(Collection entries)
# # # #
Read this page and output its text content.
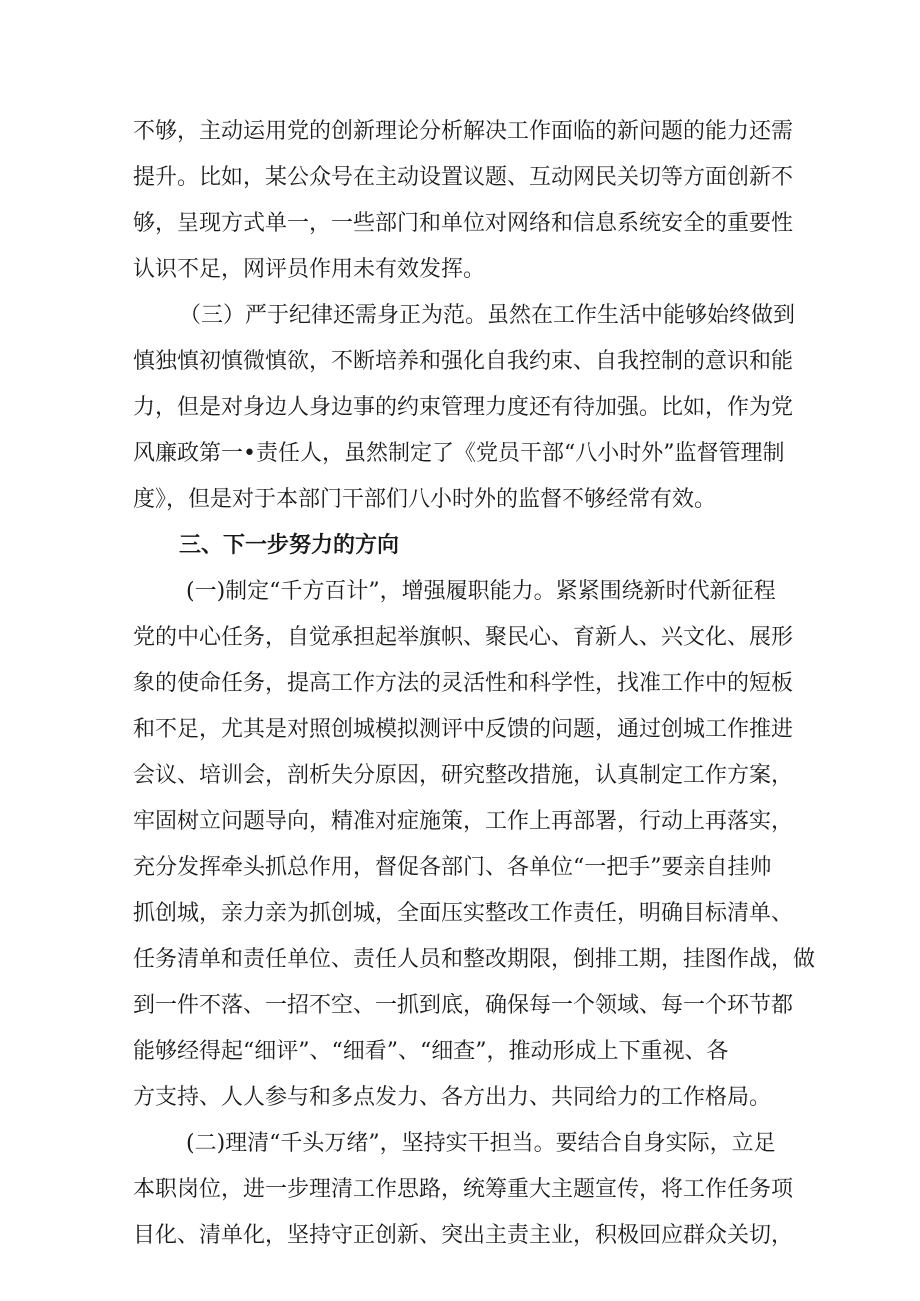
不够，主动运用党的创新理论分析解决工作面临的新问题的能力还需
提升。比如，某公众号在主动设置议题、互动网民关切等方面创新不
够，呈现方式单一，一些部门和单位对网络和信息系统安全的重要性
认识不足，网评员作用未有效发挥。
（三）严于纪律还需身正为范。虽然在工作生活中能够始终做到
慎独慎初慎微慎欲，不断培养和强化自我约束、自我控制的意识和能
力，但是对身边人身边事的约束管理力度还有待加强。比如，作为党
风廉政第一•责任人，虽然制定了《党员干部“八小时外”监督管理制
度》，但是对于本部门干部们八小时外的监督不够经常有效。
三、下一步努力的方向
(一)制定“千方百计”，增强履职能力。紧紧围绕新时代新征程
党的中心任务，自觉承担起举旗帜、聚民心、育新人、兴文化、展形
象的使命任务，提高工作方法的灵活性和科学性，找准工作中的短板
和不足，尤其是对照创城模拟测评中反馈的问题，通过创城工作推进
会议、培训会，剖析失分原因，研究整改措施，认真制定工作方案，
牢固树立问题导向，精准对症施策，工作上再部署，行动上再落实，
充分发挥牵头抓总作用，督促各部门、各单位“一把手”要亲自挂帅
抓创城，亲力亲为抓创城，全面压实整改工作责任，明确目标清单、
任务清单和责任单位、责任人员和整改期限，倒排工期，挂图作战，做
到一件不落、一招不空、一抓到底，确保每一个领域、每一个环节都
能够经得起“细评”、“细看”、“细查”，推动形成上下重视、各
方支持、人人参与和多点发力、各方出力、共同给力的工作格局。
(二)理清“千头万绪”，坚持实干担当。要结合自身实际，立足
本职岗位，进一步理清工作思路，统筹重大主题宣传，将工作任务项
目化、清单化，坚持守正创新、突出主责主业，积极回应群众关切，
# # # #
## Direction
Skip the pictures and print each record exactly as it stands.

## Answer for the task
Read this page and output its text content.
不够，主动运用党的创新理论分析解决工作面临的新问题的能力还需
提升。比如，某公众号在主动设置议题、互动网民关切等方面创新不
够，呈现方式单一，一些部门和单位对网络和信息系统安全的重要性
认识不足，网评员作用未有效发挥。
（三）严于纪律还需身正为范。虽然在工作生活中能够始终做到
慎独慎初慎微慎欲，不断培养和强化自我约束、自我控制的意识和能
力，但是对身边人身边事的约束管理力度还有待加强。比如，作为党
风廉政第一•责任人，虽然制定了《党员干部“八小时外”监督管理制
度》，但是对于本部门干部们八小时外的监督不够经常有效。
三、下一步努力的方向
(一)制定“千方百计”，增强履职能力。紧紧围绕新时代新征程
党的中心任务，自觉承担起举旗帜、聚民心、育新人、兴文化、展形
象的使命任务，提高工作方法的灵活性和科学性，找准工作中的短板
和不足，尤其是对照创城模拟测评中反馈的问题，通过创城工作推进
会议、培训会，剖析失分原因，研究整改措施，认真制定工作方案，
牢固树立问题导向，精准对症施策，工作上再部署，行动上再落实，
充分发挥牵头抓总作用，督促各部门、各单位“一把手”要亲自挂帅
抓创城，亲力亲为抓创城，全面压实整改工作责任，明确目标清单、
任务清单和责任单位、责任人员和整改期限，倒排工期，挂图作战，做
到一件不落、一招不空、一抓到底，确保每一个领域、每一个环节都
能够经得起“细评”、“细看”、“细查”，推动形成上下重视、各
方支持、人人参与和多点发力、各方出力、共同给力的工作格局。
(二)理清“千头万绪”，坚持实干担当。要结合自身实际，立足
本职岗位，进一步理清工作思路，统筹重大主题宣传，将工作任务项
目化、清单化，坚持守正创新、突出主责主业，积极回应群众关切，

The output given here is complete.